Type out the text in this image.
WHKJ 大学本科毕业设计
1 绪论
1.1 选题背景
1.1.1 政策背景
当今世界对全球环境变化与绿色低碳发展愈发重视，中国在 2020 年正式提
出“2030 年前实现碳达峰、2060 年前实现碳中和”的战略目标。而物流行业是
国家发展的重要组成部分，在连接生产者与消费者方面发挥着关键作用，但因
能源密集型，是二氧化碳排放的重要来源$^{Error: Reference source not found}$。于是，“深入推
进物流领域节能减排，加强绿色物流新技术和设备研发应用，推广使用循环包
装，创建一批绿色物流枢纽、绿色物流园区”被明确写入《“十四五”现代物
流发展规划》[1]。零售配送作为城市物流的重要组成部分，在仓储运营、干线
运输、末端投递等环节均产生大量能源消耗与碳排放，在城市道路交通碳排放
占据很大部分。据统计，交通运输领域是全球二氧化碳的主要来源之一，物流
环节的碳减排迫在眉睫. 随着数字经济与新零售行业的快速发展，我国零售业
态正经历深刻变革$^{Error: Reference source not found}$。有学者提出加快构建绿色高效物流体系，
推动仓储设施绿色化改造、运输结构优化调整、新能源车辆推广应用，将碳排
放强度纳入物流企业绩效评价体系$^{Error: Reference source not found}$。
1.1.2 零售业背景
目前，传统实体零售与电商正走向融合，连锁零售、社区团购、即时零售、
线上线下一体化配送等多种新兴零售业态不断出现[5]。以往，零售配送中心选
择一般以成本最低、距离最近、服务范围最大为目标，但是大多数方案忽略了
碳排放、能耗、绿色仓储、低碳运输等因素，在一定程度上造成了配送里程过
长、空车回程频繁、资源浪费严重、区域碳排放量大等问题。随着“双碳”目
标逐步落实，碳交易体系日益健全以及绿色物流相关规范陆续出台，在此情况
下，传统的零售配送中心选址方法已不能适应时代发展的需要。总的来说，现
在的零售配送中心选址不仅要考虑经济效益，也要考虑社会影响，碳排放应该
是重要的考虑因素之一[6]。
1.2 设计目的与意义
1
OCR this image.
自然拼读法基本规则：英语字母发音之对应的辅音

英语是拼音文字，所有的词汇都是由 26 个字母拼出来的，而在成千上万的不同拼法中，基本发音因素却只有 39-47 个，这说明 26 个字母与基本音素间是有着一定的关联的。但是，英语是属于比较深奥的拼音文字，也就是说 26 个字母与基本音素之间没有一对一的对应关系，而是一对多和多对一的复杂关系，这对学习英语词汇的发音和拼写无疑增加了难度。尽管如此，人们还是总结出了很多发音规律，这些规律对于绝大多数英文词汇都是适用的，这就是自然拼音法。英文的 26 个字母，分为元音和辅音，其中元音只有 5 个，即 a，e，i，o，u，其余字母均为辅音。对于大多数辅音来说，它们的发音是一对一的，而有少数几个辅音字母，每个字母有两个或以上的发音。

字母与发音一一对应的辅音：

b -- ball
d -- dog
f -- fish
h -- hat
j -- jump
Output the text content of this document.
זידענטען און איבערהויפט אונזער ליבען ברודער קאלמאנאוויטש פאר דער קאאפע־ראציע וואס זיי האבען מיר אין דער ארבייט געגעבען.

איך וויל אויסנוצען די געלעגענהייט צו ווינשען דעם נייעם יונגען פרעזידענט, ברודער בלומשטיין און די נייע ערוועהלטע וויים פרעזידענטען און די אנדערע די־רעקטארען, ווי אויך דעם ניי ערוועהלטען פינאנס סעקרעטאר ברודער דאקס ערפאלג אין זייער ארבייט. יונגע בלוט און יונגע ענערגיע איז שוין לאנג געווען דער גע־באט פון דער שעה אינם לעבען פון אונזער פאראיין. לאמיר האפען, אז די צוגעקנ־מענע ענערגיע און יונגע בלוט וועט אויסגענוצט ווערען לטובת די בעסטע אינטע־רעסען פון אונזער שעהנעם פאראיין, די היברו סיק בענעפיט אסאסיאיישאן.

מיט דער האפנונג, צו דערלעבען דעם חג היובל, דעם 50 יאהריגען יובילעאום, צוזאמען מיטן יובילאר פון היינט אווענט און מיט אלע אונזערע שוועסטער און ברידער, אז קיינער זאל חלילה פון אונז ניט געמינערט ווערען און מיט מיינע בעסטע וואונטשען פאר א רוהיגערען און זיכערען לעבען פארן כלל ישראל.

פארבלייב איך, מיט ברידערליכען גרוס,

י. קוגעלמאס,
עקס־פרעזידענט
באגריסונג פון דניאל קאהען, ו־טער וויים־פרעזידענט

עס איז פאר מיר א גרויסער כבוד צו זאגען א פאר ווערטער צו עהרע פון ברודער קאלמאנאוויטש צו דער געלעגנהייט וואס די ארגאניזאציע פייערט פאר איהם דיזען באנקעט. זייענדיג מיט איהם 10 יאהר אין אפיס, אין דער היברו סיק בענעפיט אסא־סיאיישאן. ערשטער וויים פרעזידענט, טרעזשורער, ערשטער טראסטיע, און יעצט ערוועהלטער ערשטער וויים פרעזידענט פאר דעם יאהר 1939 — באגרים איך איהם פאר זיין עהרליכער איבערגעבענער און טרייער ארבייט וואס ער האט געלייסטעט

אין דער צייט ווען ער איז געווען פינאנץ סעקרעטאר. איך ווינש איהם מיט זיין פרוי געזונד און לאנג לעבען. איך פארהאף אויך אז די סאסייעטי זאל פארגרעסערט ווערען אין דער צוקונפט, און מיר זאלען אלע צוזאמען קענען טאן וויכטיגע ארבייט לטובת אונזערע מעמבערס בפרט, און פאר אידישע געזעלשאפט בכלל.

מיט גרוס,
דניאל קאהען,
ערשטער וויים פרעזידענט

****

What to produce:
Copy the records above exactly as they appear.

Final result:
Type out the text in this image.
WHKJ 大学本科毕业设计
1 绪论
1.1 选题背景
1.1.1 政策背景
当今世界对全球环境变化与绿色低碳发展愈发重视，中国在 2020 年正式提
出“2030 年前实现碳达峰、2060 年前实现碳中和”的战略目标。而物流行业是
国家发展的重要组成部分，在连接生产者与消费者方面发挥着关键作用，但因
能源密集型，是二氧化碳排放的重要来源$^{Error: Reference source not found}$。于是，“深入推
进物流领域节能减排，加强绿色物流新技术和设备研发应用，推广使用循环包
装，创建一批绿色物流枢纽、绿色物流园区”被明确写入《“十四五”现代物
流发展规划》[1]。零售配送作为城市物流的重要组成部分，在仓储运营、干线
运输、末端投递等环节均产生大量能源消耗与碳排放，在城市道路交通碳排放
占据很大部分。据统计，交通运输领域是全球二氧化碳的主要来源之一，物流
环节的碳减排迫在眉睫. 随着数字经济与新零售行业的快速发展，我国零售业
态正经历深刻变革$^{Error: Reference source not found}$。有学者提出加快构建绿色高效物流体系，
推动仓储设施绿色化改造、运输结构优化调整、新能源车辆推广应用，将碳排
放强度纳入物流企业绩效评价体系$^{Error: Reference source not found}$。
1.1.2 零售业背景
目前，传统实体零售与电商正走向融合，连锁零售、社区团购、即时零售、
线上线下一体化配送等多种新兴零售业态不断出现[5]。以往，零售配送中心选
择一般以成本最低、距离最近、服务范围最大为目标，但是大多数方案忽略了
碳排放、能耗、绿色仓储、低碳运输等因素，在一定程度上造成了配送里程过
长、空车回程频繁、资源浪费严重、区域碳排放量大等问题。随着“双碳”目
标逐步落实，碳交易体系日益健全以及绿色物流相关规范陆续出台，在此情况
下，传统的零售配送中心选址方法已不能适应时代发展的需要。总的来说，现
在的零售配送中心选址不仅要考虑经济效益，也要考虑社会影响，碳排放应该
是重要的考虑因素之一[6]。
1.2 设计目的与意义
1
OCR this image.
自然拼读法基本规则：英语字母发音之对应的辅音

英语是拼音文字，所有的词汇都是由 26 个字母拼出来的，而在成千上万的不同拼法中，基本发音因素却只有 39-47 个，这说明 26 个字母与基本音素间是有着一定的关联的。但是，英语是属于比较深奥的拼音文字，也就是说 26 个字母与基本音素之间没有一对一的对应关系，而是一对多和多对一的复杂关系，这对学习英语词汇的发音和拼写无疑增加了难度。尽管如此，人们还是总结出了很多发音规律，这些规律对于绝大多数英文词汇都是适用的，这就是自然拼音法。英文的 26 个字母，分为元音和辅音，其中元音只有 5 个，即 a，e，i，o，u，其余字母均为辅音。对于大多数辅音来说，它们的发音是一对一的，而有少数几个辅音字母，每个字母有两个或以上的发音。

字母与发音一一对应的辅音：

b -- ball
d -- dog
f -- fish
h -- hat
j -- jump
Output the text content of this document.
זידענטען און איבערהויפט אונזער ליבען ברודער קאלמאנאוויטש פאר דער קאאפע־ראציע וואס זיי האבען מיר אין דער ארבייט געגעבען.

איך וויל אויסנוצען די געלעגענהייט צו ווינשען דעם נייעם יונגען פרעזידענט, ברודער בלומשטיין און די נייע ערוועהלטע וויים פרעזידענטען און די אנדערע די־רעקטארען, ווי אויך דעם ניי ערוועהלטען פינאנס סעקרעטאר ברודער דאקס ערפאלג אין זייער ארבייט. יונגע בלוט און יונגע ענערגיע איז שוין לאנג געווען דער גע־באט פון דער שעה אינם לעבען פון אונזער פאראיין. לאמיר האפען, אז די צוגעקנ־מענע ענערגיע און יונגע בלוט וועט אויסגענוצט ווערען לטובת די בעסטע אינטע־רעסען פון אונזער שעהנעם פאראיין, די היברו סיק בענעפיט אסאסיאיישאן.

מיט דער האפנונג, צו דערלעבען דעם חג היובל, דעם 50 יאהריגען יובילעאום, צוזאמען מיטן יובילאר פון היינט אווענט און מיט אלע אונזערע שוועסטער און ברידער, אז קיינער זאל חלילה פון אונז ניט געמינערט ווערען און מיט מיינע בעסטע וואונטשען פאר א רוהיגערען און זיכערען לעבען פארן כלל ישראל.

פארבלייב איך, מיט ברידערליכען גרוס,

י. קוגעלמאס,
עקס־פרעזידענט
באגריסונג פון דניאל קאהען, ו־טער וויים־פרעזידענט

עס איז פאר מיר א גרויסער כבוד צו זאגען א פאר ווערטער צו עהרע פון ברודער קאלמאנאוויטש צו דער געלעגנהייט וואס די ארגאניזאציע פייערט פאר איהם דיזען באנקעט. זייענדיג מיט איהם 10 יאהר אין אפיס, אין דער היברו סיק בענעפיט אסא־סיאיישאן. ערשטער וויים פרעזידענט, טרעזשורער, ערשטער טראסטיע, און יעצט ערוועהלטער ערשטער וויים פרעזידענט פאר דעם יאהר 1939 — באגרים איך איהם פאר זיין עהרליכער איבערגעבענער און טרייער ארבייט וואס ער האט געלייסטעט

אין דער צייט ווען ער איז געווען פינאנץ סעקרעטאר. איך ווינש איהם מיט זיין פרוי געזונד און לאנג לעבען. איך פארהאף אויך אז די סאסייעטי זאל פארגרעסערט ווערען אין דער צוקונפט, און מיר זאלען אלע צוזאמען קענען טאן וויכטיגע ארבייט לטובת אונזערע מעמבערס בפרט, און פאר אידישע געזעלשאפט בכלל.

מיט גרוס,
דניאל קאהען,
ערשטער וויים פרעזידענט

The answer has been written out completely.